A run of records:
———
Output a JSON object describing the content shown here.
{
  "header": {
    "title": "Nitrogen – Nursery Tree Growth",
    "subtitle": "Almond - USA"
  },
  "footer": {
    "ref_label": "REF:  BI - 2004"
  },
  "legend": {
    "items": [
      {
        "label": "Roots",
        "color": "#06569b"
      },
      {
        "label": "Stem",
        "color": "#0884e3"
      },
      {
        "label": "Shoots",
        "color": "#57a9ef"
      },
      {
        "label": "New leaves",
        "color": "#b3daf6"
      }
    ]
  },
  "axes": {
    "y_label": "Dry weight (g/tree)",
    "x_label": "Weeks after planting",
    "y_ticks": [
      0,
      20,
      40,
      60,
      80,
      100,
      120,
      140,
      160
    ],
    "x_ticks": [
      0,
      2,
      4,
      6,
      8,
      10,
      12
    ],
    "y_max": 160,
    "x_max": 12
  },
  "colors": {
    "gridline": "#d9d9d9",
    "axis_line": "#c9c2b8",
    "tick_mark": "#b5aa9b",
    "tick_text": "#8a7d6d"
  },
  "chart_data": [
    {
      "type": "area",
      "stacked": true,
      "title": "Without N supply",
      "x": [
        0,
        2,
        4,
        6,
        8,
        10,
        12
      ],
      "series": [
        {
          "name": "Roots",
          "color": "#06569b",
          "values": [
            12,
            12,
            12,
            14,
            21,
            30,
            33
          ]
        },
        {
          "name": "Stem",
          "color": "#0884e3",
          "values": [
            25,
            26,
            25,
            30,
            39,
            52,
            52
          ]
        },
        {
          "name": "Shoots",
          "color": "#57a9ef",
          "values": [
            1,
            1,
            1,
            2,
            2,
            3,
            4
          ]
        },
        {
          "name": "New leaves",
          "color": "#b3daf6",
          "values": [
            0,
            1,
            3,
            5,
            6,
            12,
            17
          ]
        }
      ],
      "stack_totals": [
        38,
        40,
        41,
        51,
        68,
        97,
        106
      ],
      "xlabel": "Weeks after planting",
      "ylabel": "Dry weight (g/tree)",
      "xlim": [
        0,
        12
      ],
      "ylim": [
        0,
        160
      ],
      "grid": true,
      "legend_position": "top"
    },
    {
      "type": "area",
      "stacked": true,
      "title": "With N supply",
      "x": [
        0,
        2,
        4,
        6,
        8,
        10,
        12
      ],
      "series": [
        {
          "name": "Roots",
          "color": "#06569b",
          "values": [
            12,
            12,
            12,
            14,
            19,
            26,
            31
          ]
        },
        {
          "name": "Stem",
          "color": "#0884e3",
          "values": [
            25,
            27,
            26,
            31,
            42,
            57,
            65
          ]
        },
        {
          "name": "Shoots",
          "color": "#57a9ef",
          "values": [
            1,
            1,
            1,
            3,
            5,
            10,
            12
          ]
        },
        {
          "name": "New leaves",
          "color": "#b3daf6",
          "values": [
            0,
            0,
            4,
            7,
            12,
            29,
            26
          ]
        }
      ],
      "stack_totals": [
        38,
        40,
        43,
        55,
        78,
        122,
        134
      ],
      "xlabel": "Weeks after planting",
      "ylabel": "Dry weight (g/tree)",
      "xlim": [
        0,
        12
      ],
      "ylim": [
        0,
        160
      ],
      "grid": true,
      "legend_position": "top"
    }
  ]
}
———
## Your objective
Copy out the full listing exactly.

## Response to this exercise
Output a JSON object describing the content shown here.
{
  "header": {
    "title": "Nitrogen – Nursery Tree Growth",
    "subtitle": "Almond - USA"
  },
  "footer": {
    "ref_label": "REF:  BI - 2004"
  },
  "legend": {
    "items": [
      {
        "label": "Roots",
        "color": "#06569b"
      },
      {
        "label": "Stem",
        "color": "#0884e3"
      },
      {
        "label": "Shoots",
        "color": "#57a9ef"
      },
      {
        "label": "New leaves",
        "color": "#b3daf6"
      }
    ]
  },
  "axes": {
    "y_label": "Dry weight (g/tree)",
    "x_label": "Weeks after planting",
    "y_ticks": [
      0,
      20,
      40,
      60,
      80,
      100,
      120,
      140,
      160
    ],
    "x_ticks": [
      0,
      2,
      4,
      6,
      8,
      10,
      12
    ],
    "y_max": 160,
    "x_max": 12
  },
  "colors": {
    "gridline": "#d9d9d9",
    "axis_line": "#c9c2b8",
    "tick_mark": "#b5aa9b",
    "tick_text": "#8a7d6d"
  },
  "chart_data": [
    {
      "type": "area",
      "stacked": true,
      "title": "Without N supply",
      "x": [
        0,
        2,
        4,
        6,
        8,
        10,
        12
      ],
      "series": [
        {
          "name": "Roots",
          "color": "#06569b",
          "values": [
            12,
            12,
            12,
            14,
            21,
            30,
            33
          ]
        },
        {
          "name": "Stem",
          "color": "#0884e3",
          "values": [
            25,
            26,
            25,
            30,
            39,
            52,
            52
          ]
        },
        {
          "name": "Shoots",
          "color": "#57a9ef",
          "values": [
            1,
            1,
            1,
            2,
            2,
            3,
            4
          ]
        },
        {
          "name": "New leaves",
          "color": "#b3daf6",
          "values": [
            0,
            1,
            3,
            5,
            6,
            12,
            17
          ]
        }
      ],
      "stack_totals": [
        38,
        40,
        41,
        51,
        68,
        97,
        106
      ],
      "xlabel": "Weeks after planting",
      "ylabel": "Dry weight (g/tree)",
      "xlim": [
        0,
        12
      ],
      "ylim": [
        0,
        160
      ],
      "grid": true,
      "legend_position": "top"
    },
    {
      "type": "area",
      "stacked": true,
      "title": "With N supply",
      "x": [
        0,
        2,
        4,
        6,
        8,
        10,
        12
      ],
      "series": [
        {
          "name": "Roots",
          "color": "#06569b",
          "values": [
            12,
            12,
            12,
            14,
            19,
            26,
            31
          ]
        },
        {
          "name": "Stem",
          "color": "#0884e3",
          "values": [
            25,
            27,
            26,
            31,
            42,
            57,
            65
          ]
        },
        {
          "name": "Shoots",
          "color": "#57a9ef",
          "values": [
            1,
            1,
            1,
            3,
            5,
            10,
            12
          ]
        },
        {
          "name": "New leaves",
          "color": "#b3daf6",
          "values": [
            0,
            0,
            4,
            7,
            12,
            29,
            26
          ]
        }
      ],
      "stack_totals": [
        38,
        40,
        43,
        55,
        78,
        122,
        134
      ],
      "xlabel": "Weeks after planting",
      "ylabel": "Dry weight (g/tree)",
      "xlim": [
        0,
        12
      ],
      "ylim": [
        0,
        160
      ],
      "grid": true,
      "legend_position": "top"
    }
  ]
}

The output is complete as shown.